··· PROVIDED PASSAGE ···
# Smoke machines and fire alarms



## jack.homer (Jun 9, 2014)

The drama dep has just got a smoke machine and the site team won't turn the fire alarm off unless there is some type of document saying what should happend and stuff can someone help 


Sent from my iPhone using Tapatalk


----------



## dbaxter (Jun 9, 2014)

It is usually considerably more than a 'document'. You will most likely have to contact your local Fire Dept. and have someone on-site during the performance (and they don't do it for free). Contacting them in any event is a good idea as they will tell you exactly what needs to happen.


----------



## Dionysus (Jun 9, 2014)

My understanding is that is is completely up to your local authority (wouldn't it be nice to be standardized more?). You will have to jump through the hoops your fire marshall sets. This will include various documents for liability etc, and most likely setting up a "fire watch" (someone(s) to watch the venue for signs of fire).
Some buildings have ways to disable a PART of the fire alarm system. Some buildings don't even HAVE smoke detectors (they have heat detectors instead).

I'd contact the Fire Department and ask for a specific list of what they want you to do.


----------



## Lextech (Jun 9, 2014)

You mention department, are you at a university? Are you a high school? If higher ed, find your head safety officer and ask them what to do. Many universities have someone who can help you contact the AHJ and help you communicate with them as well as advocate for you. This will, however, require you to be able to speak with some knowledge about the machine in question. You should also bring a copy of the MSDS with you. Also as people have mentioned turning off fire detection systems most of the time come with the price of hiring someone to monitor the system or the space.


----------



## Robert (Jun 9, 2014)

Yes, turning off or disabling the smoke alarms is a serious process. In general, you will need to have a "smoke watch," if you turn off the alarms. That usually entails one or two firemen stationed in your facility with radios and fire extinguishers while the alarms are turned off. This requires money. You should also make sure all of your equipment and facilities are up to code, ie. storage, fire extinguishers, electrical, and drapes to mention a few items or you may get your show shut down.
To do a test may require just contacting the alarm company or physical plant people to monitor the alarm while you test the smoke machine. This will at least let you know how the smoke will affect your alarms. I use a fast dissipating smoke fluid and test it each show using the maximum smoke possible. I have done the test and used smoke for about 13 years in my buildings without alarms. I notify physical plant and campus police with the dates and times of the shows and effects. This does require responsible and competent operators. Without this you will likely trip an alarm. Most often I have seen alarms tripped in the return air systems of the air conditioning systems.
··· DATASET ROWS ···
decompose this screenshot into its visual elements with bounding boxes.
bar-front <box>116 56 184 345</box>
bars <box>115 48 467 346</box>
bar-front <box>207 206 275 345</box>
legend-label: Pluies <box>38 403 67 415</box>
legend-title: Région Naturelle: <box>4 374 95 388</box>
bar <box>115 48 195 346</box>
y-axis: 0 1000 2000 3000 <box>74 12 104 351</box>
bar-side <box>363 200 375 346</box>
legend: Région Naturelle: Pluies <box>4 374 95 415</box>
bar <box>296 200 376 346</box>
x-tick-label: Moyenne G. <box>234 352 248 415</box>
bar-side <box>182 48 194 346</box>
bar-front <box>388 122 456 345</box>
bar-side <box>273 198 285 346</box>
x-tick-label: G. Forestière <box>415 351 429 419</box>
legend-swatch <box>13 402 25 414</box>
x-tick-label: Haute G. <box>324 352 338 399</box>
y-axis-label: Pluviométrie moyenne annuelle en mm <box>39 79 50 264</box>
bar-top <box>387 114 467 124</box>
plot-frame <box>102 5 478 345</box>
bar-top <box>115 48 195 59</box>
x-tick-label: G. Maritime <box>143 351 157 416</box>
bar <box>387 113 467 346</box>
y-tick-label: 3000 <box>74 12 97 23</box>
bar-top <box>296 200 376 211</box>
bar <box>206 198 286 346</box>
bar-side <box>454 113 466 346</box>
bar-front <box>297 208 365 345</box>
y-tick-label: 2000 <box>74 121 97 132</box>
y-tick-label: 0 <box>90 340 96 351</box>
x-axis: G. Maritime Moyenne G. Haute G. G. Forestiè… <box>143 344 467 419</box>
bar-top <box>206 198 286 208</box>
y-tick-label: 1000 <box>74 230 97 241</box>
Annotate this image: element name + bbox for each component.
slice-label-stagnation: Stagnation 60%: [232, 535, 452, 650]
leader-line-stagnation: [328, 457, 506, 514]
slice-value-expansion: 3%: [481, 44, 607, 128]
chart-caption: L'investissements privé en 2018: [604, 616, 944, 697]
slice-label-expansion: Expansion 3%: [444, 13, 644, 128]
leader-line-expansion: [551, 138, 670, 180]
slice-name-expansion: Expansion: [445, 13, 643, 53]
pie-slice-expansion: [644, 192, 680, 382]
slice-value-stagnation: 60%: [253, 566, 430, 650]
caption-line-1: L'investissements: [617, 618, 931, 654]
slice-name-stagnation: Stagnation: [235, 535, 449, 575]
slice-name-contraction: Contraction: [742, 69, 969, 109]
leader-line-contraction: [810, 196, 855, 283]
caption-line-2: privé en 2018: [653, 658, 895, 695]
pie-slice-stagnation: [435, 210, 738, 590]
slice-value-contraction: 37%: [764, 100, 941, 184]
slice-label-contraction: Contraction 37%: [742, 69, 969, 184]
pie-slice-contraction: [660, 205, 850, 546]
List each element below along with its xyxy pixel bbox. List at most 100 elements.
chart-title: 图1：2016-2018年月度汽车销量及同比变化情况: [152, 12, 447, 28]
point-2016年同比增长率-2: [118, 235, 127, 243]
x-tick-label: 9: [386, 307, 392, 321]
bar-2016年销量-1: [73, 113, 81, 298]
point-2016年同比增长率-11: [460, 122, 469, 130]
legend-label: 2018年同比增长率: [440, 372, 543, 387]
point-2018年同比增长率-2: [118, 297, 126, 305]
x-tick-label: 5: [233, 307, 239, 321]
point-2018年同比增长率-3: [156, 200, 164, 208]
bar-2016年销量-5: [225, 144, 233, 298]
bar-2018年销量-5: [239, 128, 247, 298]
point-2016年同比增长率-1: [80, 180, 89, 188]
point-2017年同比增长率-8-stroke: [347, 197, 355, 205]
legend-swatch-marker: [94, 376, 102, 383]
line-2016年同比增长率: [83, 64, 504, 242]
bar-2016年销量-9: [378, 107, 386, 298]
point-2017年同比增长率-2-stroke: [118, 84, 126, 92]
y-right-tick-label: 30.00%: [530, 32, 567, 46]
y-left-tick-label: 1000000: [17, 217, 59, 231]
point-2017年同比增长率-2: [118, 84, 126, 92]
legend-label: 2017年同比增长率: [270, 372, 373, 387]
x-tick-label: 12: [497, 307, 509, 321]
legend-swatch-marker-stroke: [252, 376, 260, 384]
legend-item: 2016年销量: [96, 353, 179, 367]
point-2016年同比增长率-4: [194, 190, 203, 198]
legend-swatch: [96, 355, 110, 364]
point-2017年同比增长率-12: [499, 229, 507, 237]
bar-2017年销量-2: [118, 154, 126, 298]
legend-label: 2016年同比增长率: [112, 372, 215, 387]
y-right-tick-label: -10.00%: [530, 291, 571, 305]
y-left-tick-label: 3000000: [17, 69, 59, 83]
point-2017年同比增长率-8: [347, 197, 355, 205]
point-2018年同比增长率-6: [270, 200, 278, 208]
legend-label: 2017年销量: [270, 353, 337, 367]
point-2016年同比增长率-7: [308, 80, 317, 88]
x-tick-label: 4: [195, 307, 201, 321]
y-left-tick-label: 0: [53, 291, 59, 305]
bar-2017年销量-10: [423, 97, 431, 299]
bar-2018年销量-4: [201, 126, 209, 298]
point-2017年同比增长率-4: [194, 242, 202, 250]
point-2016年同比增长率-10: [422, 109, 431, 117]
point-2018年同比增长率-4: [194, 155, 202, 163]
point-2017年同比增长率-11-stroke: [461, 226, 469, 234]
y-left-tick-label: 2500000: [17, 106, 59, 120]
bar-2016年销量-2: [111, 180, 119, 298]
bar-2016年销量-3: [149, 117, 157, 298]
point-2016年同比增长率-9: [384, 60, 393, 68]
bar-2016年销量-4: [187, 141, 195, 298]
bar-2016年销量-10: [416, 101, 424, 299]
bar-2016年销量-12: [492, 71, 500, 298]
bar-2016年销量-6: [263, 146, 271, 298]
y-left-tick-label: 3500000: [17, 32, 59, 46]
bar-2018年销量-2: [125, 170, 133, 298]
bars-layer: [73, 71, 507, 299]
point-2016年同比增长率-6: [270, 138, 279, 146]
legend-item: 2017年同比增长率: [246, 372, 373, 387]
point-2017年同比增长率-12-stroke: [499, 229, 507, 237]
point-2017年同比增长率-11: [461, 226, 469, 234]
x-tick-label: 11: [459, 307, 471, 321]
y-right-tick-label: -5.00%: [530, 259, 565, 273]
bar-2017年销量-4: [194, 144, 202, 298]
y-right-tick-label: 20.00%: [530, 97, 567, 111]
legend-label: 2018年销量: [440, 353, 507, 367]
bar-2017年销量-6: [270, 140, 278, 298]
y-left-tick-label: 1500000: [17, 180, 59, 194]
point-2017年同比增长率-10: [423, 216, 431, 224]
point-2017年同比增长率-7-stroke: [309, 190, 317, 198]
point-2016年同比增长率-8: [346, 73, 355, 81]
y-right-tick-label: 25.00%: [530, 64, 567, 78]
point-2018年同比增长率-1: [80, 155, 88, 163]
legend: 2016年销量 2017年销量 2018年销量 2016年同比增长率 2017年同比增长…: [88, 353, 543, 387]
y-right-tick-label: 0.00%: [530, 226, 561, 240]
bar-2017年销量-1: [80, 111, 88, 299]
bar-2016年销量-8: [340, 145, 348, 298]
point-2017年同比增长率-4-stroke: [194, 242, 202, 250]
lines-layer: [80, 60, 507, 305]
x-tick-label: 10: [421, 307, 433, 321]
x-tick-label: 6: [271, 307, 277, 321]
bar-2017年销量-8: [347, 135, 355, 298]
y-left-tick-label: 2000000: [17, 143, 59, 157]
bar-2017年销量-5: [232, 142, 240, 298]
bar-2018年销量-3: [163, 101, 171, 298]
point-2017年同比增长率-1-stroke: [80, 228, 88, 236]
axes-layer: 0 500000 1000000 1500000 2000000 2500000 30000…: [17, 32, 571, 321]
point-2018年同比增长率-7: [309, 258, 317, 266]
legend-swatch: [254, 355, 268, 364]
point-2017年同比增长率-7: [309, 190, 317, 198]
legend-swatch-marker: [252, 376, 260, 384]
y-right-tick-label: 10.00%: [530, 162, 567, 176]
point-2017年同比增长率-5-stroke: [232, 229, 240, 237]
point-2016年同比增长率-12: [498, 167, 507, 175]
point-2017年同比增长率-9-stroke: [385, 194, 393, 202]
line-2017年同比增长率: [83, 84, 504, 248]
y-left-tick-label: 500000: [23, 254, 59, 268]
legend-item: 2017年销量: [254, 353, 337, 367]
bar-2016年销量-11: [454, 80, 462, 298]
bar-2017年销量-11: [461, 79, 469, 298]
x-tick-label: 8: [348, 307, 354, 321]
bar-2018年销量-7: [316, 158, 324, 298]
···
> [WRITTEN INSTRUCTION 1]
Using the smoke machine thread, decide whether each statement agrees with it, answering yes or no and quoting the deciding words: (a) Robert has used smoke in his buildings for about 13 years without setting off alarms. (b) dbaxter says the Fire Dept. sends someone on-site at no charge. (c) Dionysus says every building has smoke detectors.
> [WRITTEN INSTRUCTION 2]
Supply the next part of the smoke machine thread, picking up right after its final sentence.

> [FINAL ANSWER 1]
(a) Yes: "I have done the test and used smoke for about 13 years in my buildings without alarms."
(b) No: "and they don't do it for free"
(c) No: "Some buildings don't even HAVE smoke detectors (they have heat detectors instead)."

> [FINAL ANSWER 2]
Having a fire plan should be a normal part of any facility's operating procedure. It should include a fire drill for cast and crew for each show. Especially include the front of house personnel.


----------



## kiwitechgirl (Jun 11, 2014)

I can't add to the excellent advice already given about how to go about isolating smoke detectors - I've always been lucky enough to work in buildings where there is a timer switch which isolates necessary detectors for a specific length of time. What I will say, though, is don't even THINK about trying anything stupid like covering the detectors yourself - I've seen people do it (and then ripped the covers off) and it is possibly one of the most stupid things you can do. There will be a time when one cover is forgotten and then of course the alarms don't trigger and there is a world of trouble. You haven't mentioned it, so I am assuming you already know this - but I felt like it needed to be said anyway!


----------



## Carl75 (Jun 13, 2014)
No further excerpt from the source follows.